* **Short exercise**:
Copy every entry word for word, but skip the pictures.

(Figure record extracts)
####
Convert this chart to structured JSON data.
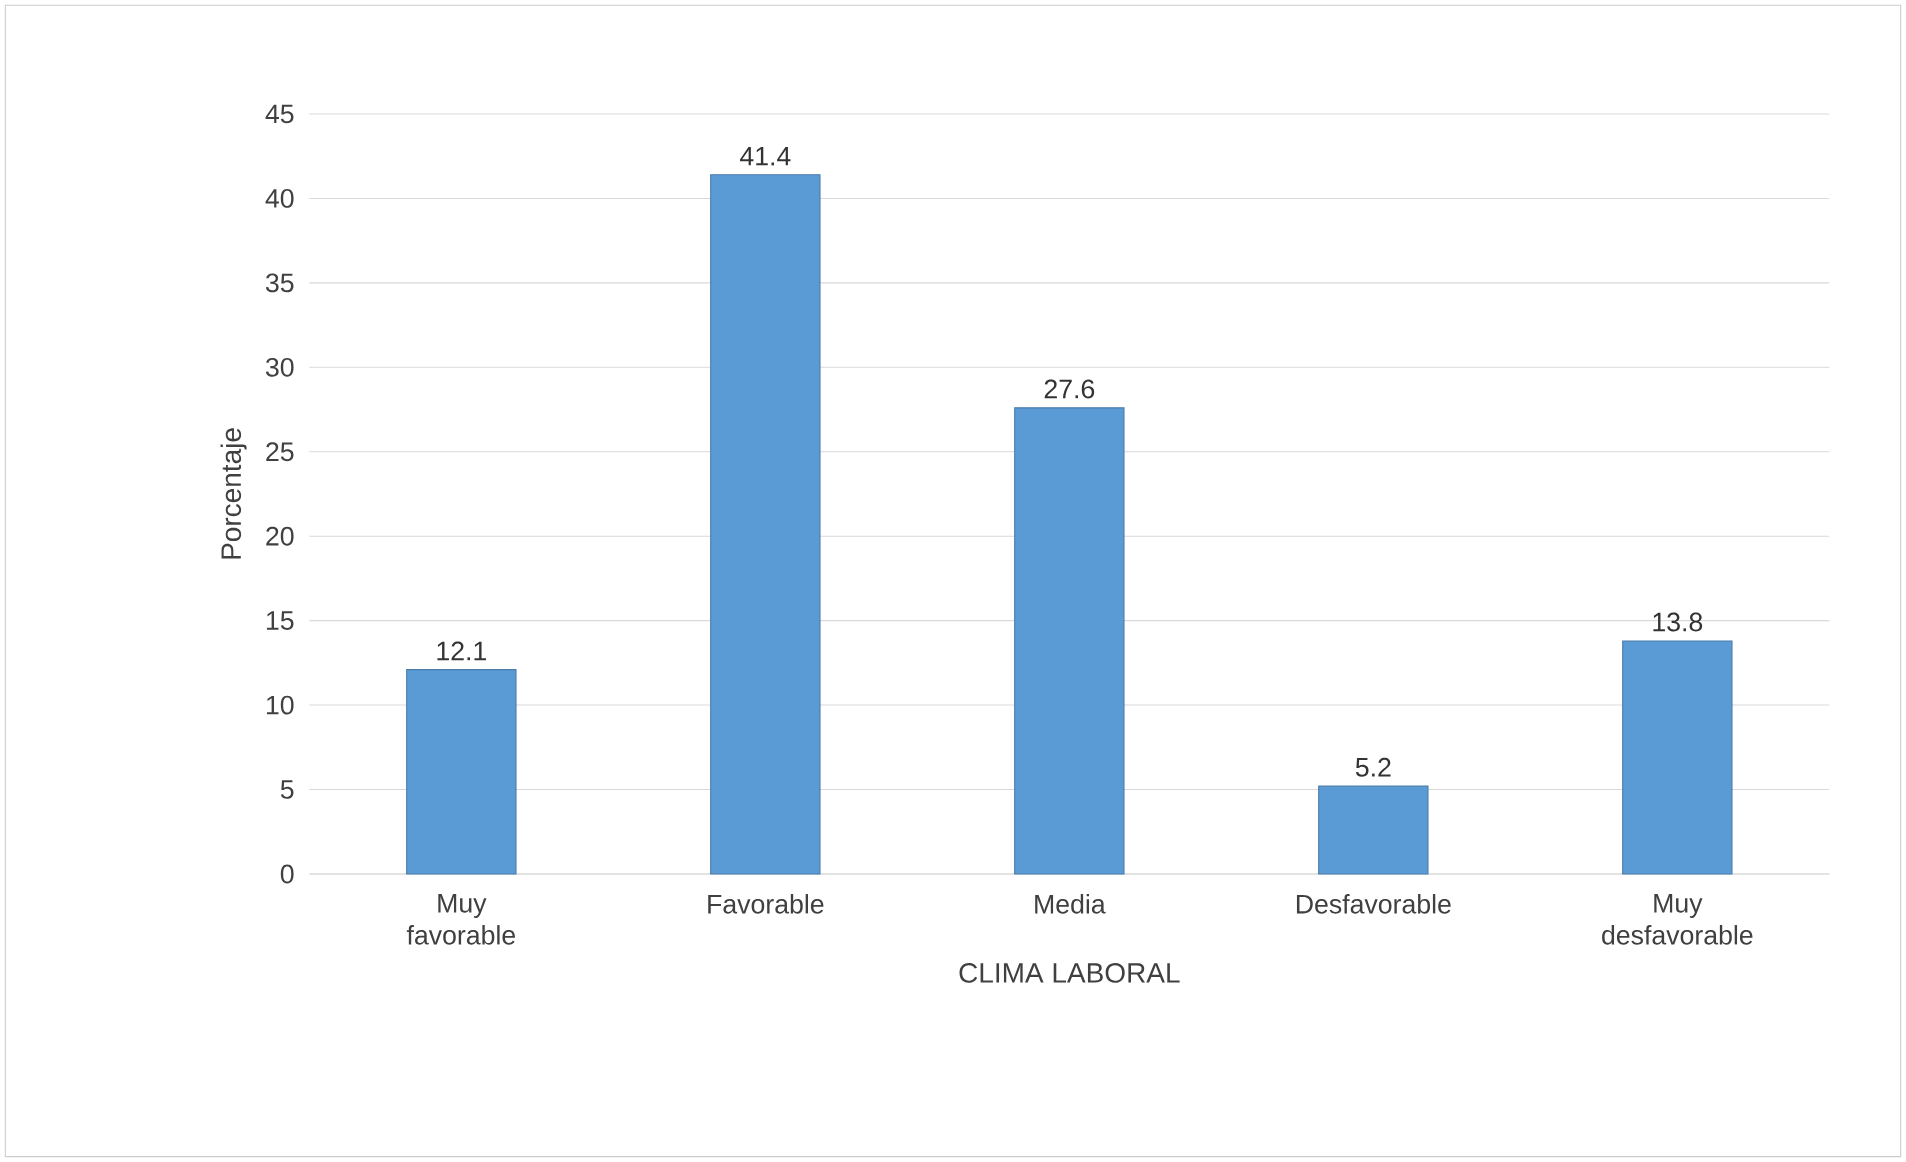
{
  "chart_data": {
    "type": "bar",
    "categories": [
      "Muy favorable",
      "Favorable",
      "Media",
      "Desfavorable",
      "Muy desfavorable"
    ],
    "values": [
      12.1,
      41.4,
      27.6,
      5.2,
      13.8
    ],
    "color": "#5b9bd5",
    "xlabel": "CLIMA LABORAL",
    "ylabel": "Porcentaje",
    "ylim": [
      0,
      45
    ],
    "yticks": [
      0,
      5,
      10,
      15,
      20,
      25,
      30,
      35,
      40,
      45
    ],
    "grid": "y",
    "data_labels": true
  }
}
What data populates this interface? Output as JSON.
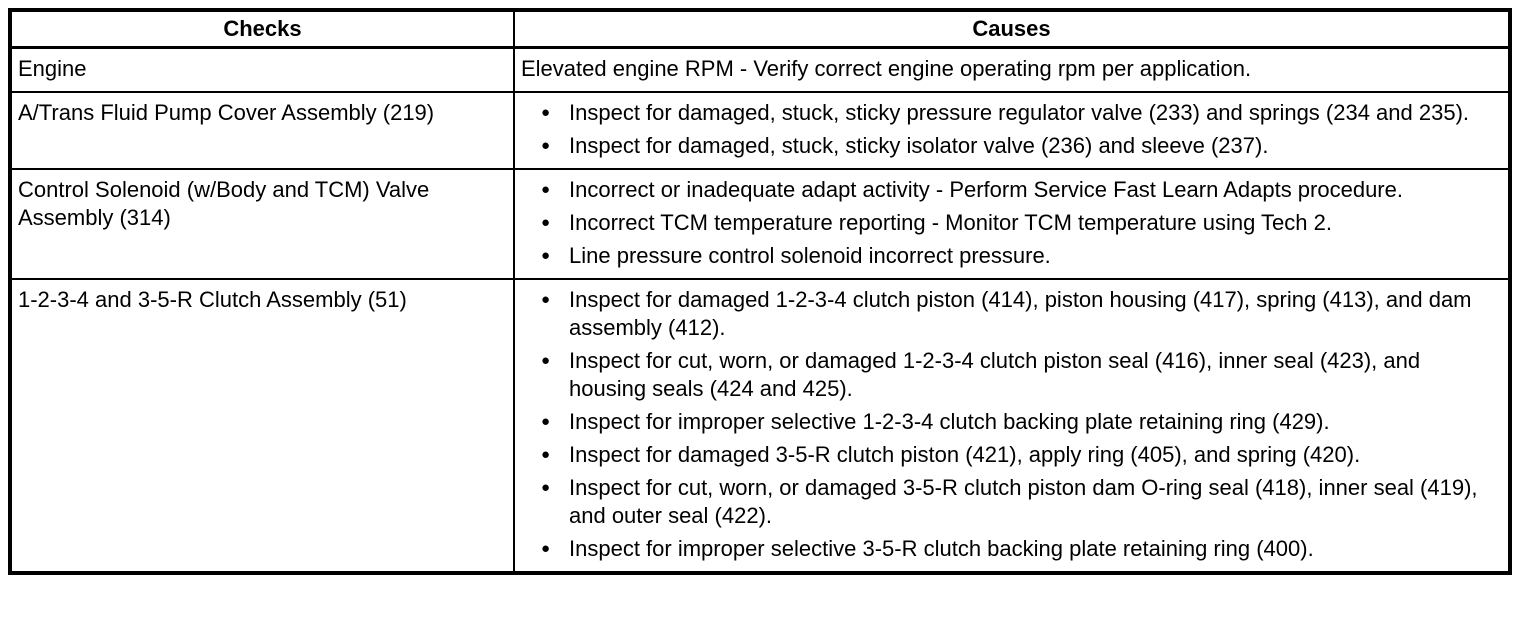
####
* **Reply to the task**:
Convert this chart to structured JSON data.
{
  "chart_data": {
    "type": "bar",
    "categories": [
      "Muy favorable",
      "Favorable",
      "Media",
      "Desfavorable",
      "Muy desfavorable"
    ],
    "values": [
      12.1,
      41.4,
      27.6,
      5.2,
      13.8
    ],
    "color": "#5b9bd5",
    "xlabel": "CLIMA LABORAL",
    "ylabel": "Porcentaje",
    "ylim": [
      0,
      45
    ],
    "yticks": [
      0,
      5,
      10,
      15,
      20,
      25,
      30,
      35,
      40,
      45
    ],
    "grid": "y",
    "data_labels": true
  }
}
What data populates this interface? Output as JSON.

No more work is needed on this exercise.